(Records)
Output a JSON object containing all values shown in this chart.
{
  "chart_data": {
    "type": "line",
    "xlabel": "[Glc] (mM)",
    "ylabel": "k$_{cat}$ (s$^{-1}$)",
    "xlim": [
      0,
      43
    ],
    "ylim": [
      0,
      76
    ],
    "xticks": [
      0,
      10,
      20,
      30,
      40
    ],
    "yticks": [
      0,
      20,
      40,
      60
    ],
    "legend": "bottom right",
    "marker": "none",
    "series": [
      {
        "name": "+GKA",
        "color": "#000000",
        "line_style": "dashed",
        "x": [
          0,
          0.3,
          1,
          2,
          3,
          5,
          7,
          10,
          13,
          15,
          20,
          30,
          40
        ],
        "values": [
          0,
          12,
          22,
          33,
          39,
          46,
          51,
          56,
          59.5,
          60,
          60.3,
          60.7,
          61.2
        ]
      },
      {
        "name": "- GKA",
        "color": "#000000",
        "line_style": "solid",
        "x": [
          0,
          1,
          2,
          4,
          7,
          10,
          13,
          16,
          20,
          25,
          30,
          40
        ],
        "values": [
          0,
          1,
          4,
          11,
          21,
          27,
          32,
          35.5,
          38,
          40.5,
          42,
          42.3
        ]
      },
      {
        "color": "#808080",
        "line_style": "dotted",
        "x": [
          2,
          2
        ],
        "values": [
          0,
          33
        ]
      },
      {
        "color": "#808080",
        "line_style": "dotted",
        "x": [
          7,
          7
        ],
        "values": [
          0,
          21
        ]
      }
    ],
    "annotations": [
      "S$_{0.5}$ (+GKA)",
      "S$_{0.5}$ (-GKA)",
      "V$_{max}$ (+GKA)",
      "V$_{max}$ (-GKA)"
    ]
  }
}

_What the task requires_:
Write out every record, exactly as written.

_Result_:
Output a JSON object containing all values shown in this chart.
{
  "chart_data": {
    "type": "line",
    "xlabel": "[Glc] (mM)",
    "ylabel": "k$_{cat}$ (s$^{-1}$)",
    "xlim": [
      0,
      43
    ],
    "ylim": [
      0,
      76
    ],
    "xticks": [
      0,
      10,
      20,
      30,
      40
    ],
    "yticks": [
      0,
      20,
      40,
      60
    ],
    "legend": "bottom right",
    "marker": "none",
    "series": [
      {
        "name": "+GKA",
        "color": "#000000",
        "line_style": "dashed",
        "x": [
          0,
          0.3,
          1,
          2,
          3,
          5,
          7,
          10,
          13,
          15,
          20,
          30,
          40
        ],
        "values": [
          0,
          12,
          22,
          33,
          39,
          46,
          51,
          56,
          59.5,
          60,
          60.3,
          60.7,
          61.2
        ]
      },
      {
        "name": "- GKA",
        "color": "#000000",
        "line_style": "solid",
        "x": [
          0,
          1,
          2,
          4,
          7,
          10,
          13,
          16,
          20,
          25,
          30,
          40
        ],
        "values": [
          0,
          1,
          4,
          11,
          21,
          27,
          32,
          35.5,
          38,
          40.5,
          42,
          42.3
        ]
      },
      {
        "color": "#808080",
        "line_style": "dotted",
        "x": [
          2,
          2
        ],
        "values": [
          0,
          33
        ]
      },
      {
        "color": "#808080",
        "line_style": "dotted",
        "x": [
          7,
          7
        ],
        "values": [
          0,
          21
        ]
      }
    ],
    "annotations": [
      "S$_{0.5}$ (+GKA)",
      "S$_{0.5}$ (-GKA)",
      "V$_{max}$ (+GKA)",
      "V$_{max}$ (-GKA)"
    ]
  }
}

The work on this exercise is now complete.